:: What is needed ::
Repeat exactly, and only, the lines from the one containing "Convert this screenshot" through the end of the records.

--- Data shown ---

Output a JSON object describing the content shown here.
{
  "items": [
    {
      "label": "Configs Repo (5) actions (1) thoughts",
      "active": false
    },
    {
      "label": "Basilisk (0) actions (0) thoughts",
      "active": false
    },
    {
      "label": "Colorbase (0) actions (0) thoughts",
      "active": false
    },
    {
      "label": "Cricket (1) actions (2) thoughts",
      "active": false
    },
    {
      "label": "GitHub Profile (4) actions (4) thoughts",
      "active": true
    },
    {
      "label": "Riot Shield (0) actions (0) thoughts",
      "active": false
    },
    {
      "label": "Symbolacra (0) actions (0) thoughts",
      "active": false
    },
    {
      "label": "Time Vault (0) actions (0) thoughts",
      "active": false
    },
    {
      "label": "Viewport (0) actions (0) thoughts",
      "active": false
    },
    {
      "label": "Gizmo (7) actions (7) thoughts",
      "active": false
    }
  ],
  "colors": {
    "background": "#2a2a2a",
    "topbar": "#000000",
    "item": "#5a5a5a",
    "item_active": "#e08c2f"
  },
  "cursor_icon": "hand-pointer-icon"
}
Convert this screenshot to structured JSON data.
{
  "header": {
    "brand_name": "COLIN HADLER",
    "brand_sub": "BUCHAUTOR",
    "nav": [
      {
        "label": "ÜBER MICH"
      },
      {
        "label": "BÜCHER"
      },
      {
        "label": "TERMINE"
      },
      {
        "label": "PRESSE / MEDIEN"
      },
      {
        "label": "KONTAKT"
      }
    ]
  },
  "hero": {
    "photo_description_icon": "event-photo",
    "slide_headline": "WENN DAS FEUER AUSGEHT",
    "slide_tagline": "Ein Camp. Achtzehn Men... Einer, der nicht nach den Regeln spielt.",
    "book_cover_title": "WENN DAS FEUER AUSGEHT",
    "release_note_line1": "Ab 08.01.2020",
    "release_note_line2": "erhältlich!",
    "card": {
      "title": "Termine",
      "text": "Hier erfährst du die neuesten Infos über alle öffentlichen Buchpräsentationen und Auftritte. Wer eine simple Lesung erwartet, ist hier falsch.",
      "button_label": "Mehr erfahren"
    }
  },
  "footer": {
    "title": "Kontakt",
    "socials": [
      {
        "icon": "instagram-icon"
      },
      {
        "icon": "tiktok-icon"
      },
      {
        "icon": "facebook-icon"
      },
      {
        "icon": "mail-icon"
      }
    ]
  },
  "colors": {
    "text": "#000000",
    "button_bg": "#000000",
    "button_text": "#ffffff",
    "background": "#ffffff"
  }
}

---

:: Reply ::
Convert this screenshot to structured JSON data.
{
  "header": {
    "brand_name": "COLIN HADLER",
    "brand_sub": "BUCHAUTOR",
    "nav": [
      {
        "label": "ÜBER MICH"
      },
      {
        "label": "BÜCHER"
      },
      {
        "label": "TERMINE"
      },
      {
        "label": "PRESSE / MEDIEN"
      },
      {
        "label": "KONTAKT"
      }
    ]
  },
  "hero": {
    "photo_description_icon": "event-photo",
    "slide_headline": "WENN DAS FEUER AUSGEHT",
    "slide_tagline": "Ein Camp. Achtzehn Men... Einer, der nicht nach den Regeln spielt.",
    "book_cover_title": "WENN DAS FEUER AUSGEHT",
    "release_note_line1": "Ab 08.01.2020",
    "release_note_line2": "erhältlich!",
    "card": {
      "title": "Termine",
      "text": "Hier erfährst du die neuesten Infos über alle öffentlichen Buchpräsentationen und Auftritte. Wer eine simple Lesung erwartet, ist hier falsch.",
      "button_label": "Mehr erfahren"
    }
  },
  "footer": {
    "title": "Kontakt",
    "socials": [
      {
        "icon": "instagram-icon"
      },
      {
        "icon": "tiktok-icon"
      },
      {
        "icon": "facebook-icon"
      },
      {
        "icon": "mail-icon"
      }
    ]
  },
  "colors": {
    "text": "#000000",
    "button_bg": "#000000",
    "button_text": "#ffffff",
    "background": "#ffffff"
  }
}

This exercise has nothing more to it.